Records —
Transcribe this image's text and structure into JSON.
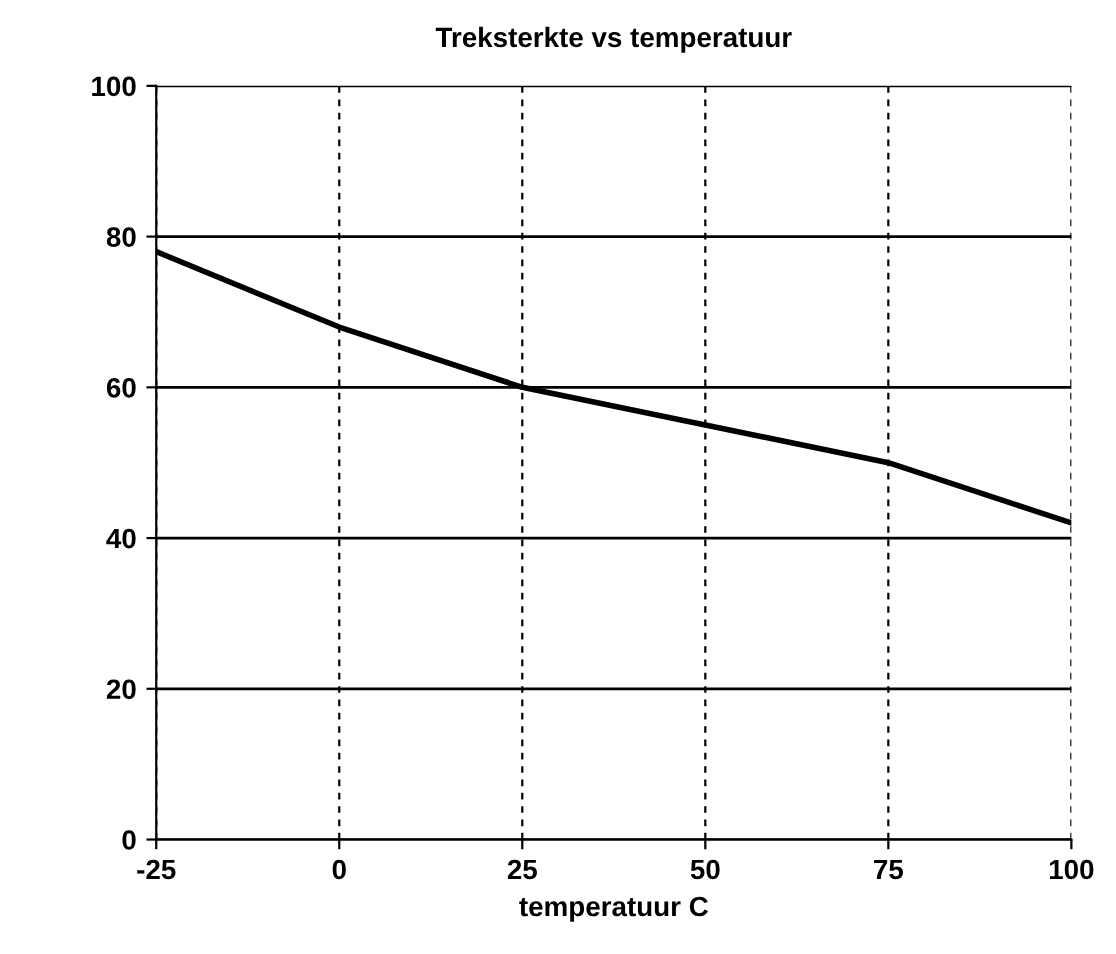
{
  "chart_data": {
    "type": "line",
    "title": "Treksterkte vs temperatuur",
    "xlabel": "temperatuur C",
    "x": [
      -25,
      0,
      25,
      50,
      75,
      100
    ],
    "series": [
      {
        "color": "#000000",
        "values": [
          78,
          68,
          60,
          55,
          50,
          42
        ]
      }
    ],
    "xlim": [
      -25,
      100
    ],
    "xticks": [
      -25,
      0,
      25,
      50,
      75,
      100
    ],
    "ylim": [
      0,
      100
    ],
    "yticks": [
      0,
      20,
      40,
      60,
      80,
      100
    ],
    "grid": true,
    "marker": "none",
    "line_style": "solid",
    "legend": false
  }
}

TASK OBJECTIVE —
Retype the listing exactly. Pictures do not belong in the copy.

EXPECTED OUTPUT —
Transcribe this image's text and structure into JSON.
{
  "chart_data": {
    "type": "line",
    "title": "Treksterkte vs temperatuur",
    "xlabel": "temperatuur C",
    "x": [
      -25,
      0,
      25,
      50,
      75,
      100
    ],
    "series": [
      {
        "color": "#000000",
        "values": [
          78,
          68,
          60,
          55,
          50,
          42
        ]
      }
    ],
    "xlim": [
      -25,
      100
    ],
    "xticks": [
      -25,
      0,
      25,
      50,
      75,
      100
    ],
    "ylim": [
      0,
      100
    ],
    "yticks": [
      0,
      20,
      40,
      60,
      80,
      100
    ],
    "grid": true,
    "marker": "none",
    "line_style": "solid",
    "legend": false
  }
}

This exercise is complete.